--- Set problem ---
Extract the full listing below without altering a single character.

--- Data provided ---
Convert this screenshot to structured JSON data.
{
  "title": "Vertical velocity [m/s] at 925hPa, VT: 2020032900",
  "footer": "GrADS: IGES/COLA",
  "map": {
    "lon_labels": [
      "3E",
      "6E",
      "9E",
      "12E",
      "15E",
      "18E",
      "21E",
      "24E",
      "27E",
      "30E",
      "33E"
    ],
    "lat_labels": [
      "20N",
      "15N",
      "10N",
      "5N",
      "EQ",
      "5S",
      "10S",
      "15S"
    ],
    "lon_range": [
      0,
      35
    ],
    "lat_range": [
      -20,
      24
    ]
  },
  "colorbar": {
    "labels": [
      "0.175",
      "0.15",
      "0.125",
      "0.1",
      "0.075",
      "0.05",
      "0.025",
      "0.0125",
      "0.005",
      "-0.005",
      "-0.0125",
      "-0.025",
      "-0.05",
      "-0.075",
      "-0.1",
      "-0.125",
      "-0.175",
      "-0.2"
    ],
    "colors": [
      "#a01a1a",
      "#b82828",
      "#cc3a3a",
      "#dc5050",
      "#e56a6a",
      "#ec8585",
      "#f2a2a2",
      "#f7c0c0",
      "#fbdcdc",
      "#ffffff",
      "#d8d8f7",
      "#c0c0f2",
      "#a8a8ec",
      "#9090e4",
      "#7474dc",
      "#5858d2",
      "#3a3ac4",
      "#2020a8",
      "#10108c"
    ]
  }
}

--- Output of the task ---
Convert this screenshot to structured JSON data.
{
  "title": "Vertical velocity [m/s] at 925hPa, VT: 2020032900",
  "footer": "GrADS: IGES/COLA",
  "map": {
    "lon_labels": [
      "3E",
      "6E",
      "9E",
      "12E",
      "15E",
      "18E",
      "21E",
      "24E",
      "27E",
      "30E",
      "33E"
    ],
    "lat_labels": [
      "20N",
      "15N",
      "10N",
      "5N",
      "EQ",
      "5S",
      "10S",
      "15S"
    ],
    "lon_range": [
      0,
      35
    ],
    "lat_range": [
      -20,
      24
    ]
  },
  "colorbar": {
    "labels": [
      "0.175",
      "0.15",
      "0.125",
      "0.1",
      "0.075",
      "0.05",
      "0.025",
      "0.0125",
      "0.005",
      "-0.005",
      "-0.0125",
      "-0.025",
      "-0.05",
      "-0.075",
      "-0.1",
      "-0.125",
      "-0.175",
      "-0.2"
    ],
    "colors": [
      "#a01a1a",
      "#b82828",
      "#cc3a3a",
      "#dc5050",
      "#e56a6a",
      "#ec8585",
      "#f2a2a2",
      "#f7c0c0",
      "#fbdcdc",
      "#ffffff",
      "#d8d8f7",
      "#c0c0f2",
      "#a8a8ec",
      "#9090e4",
      "#7474dc",
      "#5858d2",
      "#3a3ac4",
      "#2020a8",
      "#10108c"
    ]
  }
}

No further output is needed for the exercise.